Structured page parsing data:
- Opening Delimiter -
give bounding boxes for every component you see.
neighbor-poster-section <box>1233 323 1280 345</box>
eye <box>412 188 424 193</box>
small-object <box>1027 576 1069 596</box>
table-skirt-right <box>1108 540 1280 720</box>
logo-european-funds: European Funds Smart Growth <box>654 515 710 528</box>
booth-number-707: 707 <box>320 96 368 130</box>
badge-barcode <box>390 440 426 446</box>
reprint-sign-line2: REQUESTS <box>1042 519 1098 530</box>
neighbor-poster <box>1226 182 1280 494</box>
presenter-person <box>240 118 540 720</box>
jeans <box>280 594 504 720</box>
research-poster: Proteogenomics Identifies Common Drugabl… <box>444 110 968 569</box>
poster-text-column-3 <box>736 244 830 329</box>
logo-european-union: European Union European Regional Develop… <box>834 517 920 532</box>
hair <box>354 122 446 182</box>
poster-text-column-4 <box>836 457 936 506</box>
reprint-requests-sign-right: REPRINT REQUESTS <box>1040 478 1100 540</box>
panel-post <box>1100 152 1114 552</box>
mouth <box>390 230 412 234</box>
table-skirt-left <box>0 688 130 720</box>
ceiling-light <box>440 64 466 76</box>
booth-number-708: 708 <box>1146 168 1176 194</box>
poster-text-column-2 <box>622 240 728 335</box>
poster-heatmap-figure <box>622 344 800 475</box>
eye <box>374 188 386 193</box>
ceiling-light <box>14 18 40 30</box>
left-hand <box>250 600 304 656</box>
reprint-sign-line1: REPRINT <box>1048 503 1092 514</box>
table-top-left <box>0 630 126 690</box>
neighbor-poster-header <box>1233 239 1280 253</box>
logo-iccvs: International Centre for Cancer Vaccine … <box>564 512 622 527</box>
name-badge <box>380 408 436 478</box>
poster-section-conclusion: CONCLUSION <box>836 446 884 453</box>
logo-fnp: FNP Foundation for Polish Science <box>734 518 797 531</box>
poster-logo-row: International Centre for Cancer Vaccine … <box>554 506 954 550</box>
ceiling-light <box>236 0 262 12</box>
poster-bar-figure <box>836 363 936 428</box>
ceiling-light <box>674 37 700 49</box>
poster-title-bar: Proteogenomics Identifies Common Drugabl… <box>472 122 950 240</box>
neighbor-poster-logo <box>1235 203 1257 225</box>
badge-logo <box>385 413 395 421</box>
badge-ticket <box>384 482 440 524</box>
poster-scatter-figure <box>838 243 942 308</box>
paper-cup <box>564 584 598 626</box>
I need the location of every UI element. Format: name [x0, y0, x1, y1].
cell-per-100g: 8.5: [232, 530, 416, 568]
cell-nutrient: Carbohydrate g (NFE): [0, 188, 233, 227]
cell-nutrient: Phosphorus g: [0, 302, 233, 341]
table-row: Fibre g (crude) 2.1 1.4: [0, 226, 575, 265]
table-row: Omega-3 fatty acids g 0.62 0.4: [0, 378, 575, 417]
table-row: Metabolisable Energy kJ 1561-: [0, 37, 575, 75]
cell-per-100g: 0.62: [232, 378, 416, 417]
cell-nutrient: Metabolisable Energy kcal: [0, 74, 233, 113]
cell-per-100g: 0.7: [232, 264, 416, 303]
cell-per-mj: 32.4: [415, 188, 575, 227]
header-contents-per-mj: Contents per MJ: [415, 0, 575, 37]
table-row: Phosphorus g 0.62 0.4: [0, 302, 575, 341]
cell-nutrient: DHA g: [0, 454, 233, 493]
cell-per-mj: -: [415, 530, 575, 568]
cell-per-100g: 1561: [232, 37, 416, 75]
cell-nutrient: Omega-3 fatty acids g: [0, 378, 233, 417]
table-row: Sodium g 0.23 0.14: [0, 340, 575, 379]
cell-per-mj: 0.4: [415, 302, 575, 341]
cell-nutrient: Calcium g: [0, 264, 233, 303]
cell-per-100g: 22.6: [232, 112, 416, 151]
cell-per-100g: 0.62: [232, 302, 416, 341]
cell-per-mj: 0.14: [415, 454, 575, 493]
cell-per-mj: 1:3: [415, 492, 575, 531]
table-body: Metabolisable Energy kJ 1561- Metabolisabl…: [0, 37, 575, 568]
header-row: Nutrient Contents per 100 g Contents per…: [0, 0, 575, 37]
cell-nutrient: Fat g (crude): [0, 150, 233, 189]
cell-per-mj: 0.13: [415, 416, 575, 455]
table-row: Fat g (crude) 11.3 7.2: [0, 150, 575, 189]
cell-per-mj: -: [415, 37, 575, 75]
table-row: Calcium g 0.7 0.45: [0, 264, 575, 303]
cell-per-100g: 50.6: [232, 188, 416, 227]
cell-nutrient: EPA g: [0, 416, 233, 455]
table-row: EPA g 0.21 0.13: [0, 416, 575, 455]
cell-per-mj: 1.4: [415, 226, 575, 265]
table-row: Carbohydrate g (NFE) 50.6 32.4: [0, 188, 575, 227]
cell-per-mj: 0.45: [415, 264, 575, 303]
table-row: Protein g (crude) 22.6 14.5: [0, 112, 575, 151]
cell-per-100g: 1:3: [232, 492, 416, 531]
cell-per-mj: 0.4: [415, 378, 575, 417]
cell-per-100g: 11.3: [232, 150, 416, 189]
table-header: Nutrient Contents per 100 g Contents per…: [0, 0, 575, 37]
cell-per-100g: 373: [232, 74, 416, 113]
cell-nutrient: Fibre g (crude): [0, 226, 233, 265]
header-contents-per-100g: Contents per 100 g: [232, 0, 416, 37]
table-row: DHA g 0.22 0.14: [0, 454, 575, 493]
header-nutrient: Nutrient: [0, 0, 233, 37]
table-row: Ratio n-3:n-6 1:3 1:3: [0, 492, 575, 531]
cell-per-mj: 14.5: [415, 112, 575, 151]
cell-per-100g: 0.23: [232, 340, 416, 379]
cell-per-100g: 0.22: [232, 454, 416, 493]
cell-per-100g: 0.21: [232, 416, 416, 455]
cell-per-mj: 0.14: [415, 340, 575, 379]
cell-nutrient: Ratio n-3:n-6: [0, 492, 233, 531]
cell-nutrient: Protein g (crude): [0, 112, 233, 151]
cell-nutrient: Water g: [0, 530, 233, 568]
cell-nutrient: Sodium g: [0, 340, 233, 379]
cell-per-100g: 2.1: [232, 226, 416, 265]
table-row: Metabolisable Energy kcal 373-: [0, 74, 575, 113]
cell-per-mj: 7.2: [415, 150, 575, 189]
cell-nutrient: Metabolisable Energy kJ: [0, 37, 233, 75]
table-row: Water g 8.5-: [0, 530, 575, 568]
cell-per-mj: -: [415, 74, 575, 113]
- Closing Delimiter -
Could you please reproduce each record exactly, leaving nothing out?

▸ **Solved problem**:
give bounding boxes for every component you see.
neighbor-poster-section <box>1233 323 1280 345</box>
eye <box>412 188 424 193</box>
small-object <box>1027 576 1069 596</box>
table-skirt-right <box>1108 540 1280 720</box>
logo-european-funds: European Funds Smart Growth <box>654 515 710 528</box>
booth-number-707: 707 <box>320 96 368 130</box>
badge-barcode <box>390 440 426 446</box>
reprint-sign-line2: REQUESTS <box>1042 519 1098 530</box>
neighbor-poster <box>1226 182 1280 494</box>
presenter-person <box>240 118 540 720</box>
jeans <box>280 594 504 720</box>
research-poster: Proteogenomics Identifies Common Drugabl… <box>444 110 968 569</box>
poster-text-column-3 <box>736 244 830 329</box>
logo-european-union: European Union European Regional Develop… <box>834 517 920 532</box>
hair <box>354 122 446 182</box>
poster-text-column-4 <box>836 457 936 506</box>
reprint-requests-sign-right: REPRINT REQUESTS <box>1040 478 1100 540</box>
panel-post <box>1100 152 1114 552</box>
mouth <box>390 230 412 234</box>
table-skirt-left <box>0 688 130 720</box>
ceiling-light <box>440 64 466 76</box>
booth-number-708: 708 <box>1146 168 1176 194</box>
poster-text-column-2 <box>622 240 728 335</box>
poster-heatmap-figure <box>622 344 800 475</box>
eye <box>374 188 386 193</box>
ceiling-light <box>14 18 40 30</box>
left-hand <box>250 600 304 656</box>
reprint-sign-line1: REPRINT <box>1048 503 1092 514</box>
table-top-left <box>0 630 126 690</box>
neighbor-poster-header <box>1233 239 1280 253</box>
logo-iccvs: International Centre for Cancer Vaccine … <box>564 512 622 527</box>
name-badge <box>380 408 436 478</box>
poster-section-conclusion: CONCLUSION <box>836 446 884 453</box>
logo-fnp: FNP Foundation for Polish Science <box>734 518 797 531</box>
poster-logo-row: International Centre for Cancer Vaccine … <box>554 506 954 550</box>
ceiling-light <box>236 0 262 12</box>
poster-bar-figure <box>836 363 936 428</box>
ceiling-light <box>674 37 700 49</box>
poster-title-bar: Proteogenomics Identifies Common Drugabl… <box>472 122 950 240</box>
neighbor-poster-logo <box>1235 203 1257 225</box>
badge-logo <box>385 413 395 421</box>
badge-ticket <box>384 482 440 524</box>
poster-scatter-figure <box>838 243 942 308</box>
paper-cup <box>564 584 598 626</box>
I need the location of every UI element. Format: name [x0, y0, x1, y1].
cell-per-100g: 8.5: [232, 530, 416, 568]
cell-nutrient: Carbohydrate g (NFE): [0, 188, 233, 227]
cell-nutrient: Phosphorus g: [0, 302, 233, 341]
table-row: Fibre g (crude) 2.1 1.4: [0, 226, 575, 265]
table-row: Omega-3 fatty acids g 0.62 0.4: [0, 378, 575, 417]
table-row: Metabolisable Energy kJ 1561-: [0, 37, 575, 75]
cell-per-100g: 0.62: [232, 378, 416, 417]
cell-nutrient: Metabolisable Energy kcal: [0, 74, 233, 113]
cell-per-100g: 0.7: [232, 264, 416, 303]
cell-per-mj: 32.4: [415, 188, 575, 227]
header-contents-per-mj: Contents per MJ: [415, 0, 575, 37]
table-row: Phosphorus g 0.62 0.4: [0, 302, 575, 341]
cell-nutrient: DHA g: [0, 454, 233, 493]
cell-per-mj: -: [415, 530, 575, 568]
cell-per-100g: 1561: [232, 37, 416, 75]
cell-nutrient: Omega-3 fatty acids g: [0, 378, 233, 417]
table-row: Sodium g 0.23 0.14: [0, 340, 575, 379]
cell-per-mj: 0.4: [415, 302, 575, 341]
cell-nutrient: Calcium g: [0, 264, 233, 303]
cell-per-100g: 22.6: [232, 112, 416, 151]
cell-per-100g: 0.62: [232, 302, 416, 341]
cell-per-mj: 0.14: [415, 454, 575, 493]
cell-per-mj: 1:3: [415, 492, 575, 531]
table-body: Metabolisable Energy kJ 1561- Metabolisabl…: [0, 37, 575, 568]
header-row: Nutrient Contents per 100 g Contents per…: [0, 0, 575, 37]
cell-nutrient: Fat g (crude): [0, 150, 233, 189]
cell-per-mj: 0.13: [415, 416, 575, 455]
table-row: Fat g (crude) 11.3 7.2: [0, 150, 575, 189]
cell-per-mj: -: [415, 37, 575, 75]
table-row: Calcium g 0.7 0.45: [0, 264, 575, 303]
cell-per-100g: 50.6: [232, 188, 416, 227]
cell-nutrient: EPA g: [0, 416, 233, 455]
table-row: EPA g 0.21 0.13: [0, 416, 575, 455]
cell-per-mj: 1.4: [415, 226, 575, 265]
table-row: Carbohydrate g (NFE) 50.6 32.4: [0, 188, 575, 227]
cell-per-mj: 0.45: [415, 264, 575, 303]
table-row: Protein g (crude) 22.6 14.5: [0, 112, 575, 151]
cell-per-100g: 1:3: [232, 492, 416, 531]
cell-per-mj: 0.4: [415, 378, 575, 417]
cell-per-100g: 11.3: [232, 150, 416, 189]
table-header: Nutrient Contents per 100 g Contents per…: [0, 0, 575, 37]
cell-per-100g: 373: [232, 74, 416, 113]
cell-nutrient: Fibre g (crude): [0, 226, 233, 265]
header-contents-per-100g: Contents per 100 g: [232, 0, 416, 37]
table-row: DHA g 0.22 0.14: [0, 454, 575, 493]
header-nutrient: Nutrient: [0, 0, 233, 37]
table-row: Ratio n-3:n-6 1:3 1:3: [0, 492, 575, 531]
cell-per-mj: 14.5: [415, 112, 575, 151]
cell-per-100g: 0.23: [232, 340, 416, 379]
cell-per-100g: 0.22: [232, 454, 416, 493]
cell-per-100g: 0.21: [232, 416, 416, 455]
cell-per-mj: 0.14: [415, 340, 575, 379]
cell-nutrient: Ratio n-3:n-6: [0, 492, 233, 531]
cell-nutrient: Protein g (crude): [0, 112, 233, 151]
cell-nutrient: Water g: [0, 530, 233, 568]
cell-nutrient: Sodium g: [0, 340, 233, 379]
cell-per-100g: 2.1: [232, 226, 416, 265]
table-row: Metabolisable Energy kcal 373-: [0, 74, 575, 113]
cell-per-mj: 7.2: [415, 150, 575, 189]
cell-nutrient: Metabolisable Energy kJ: [0, 37, 233, 75]
table-row: Water g 8.5-: [0, 530, 575, 568]
cell-per-mj: -: [415, 74, 575, 113]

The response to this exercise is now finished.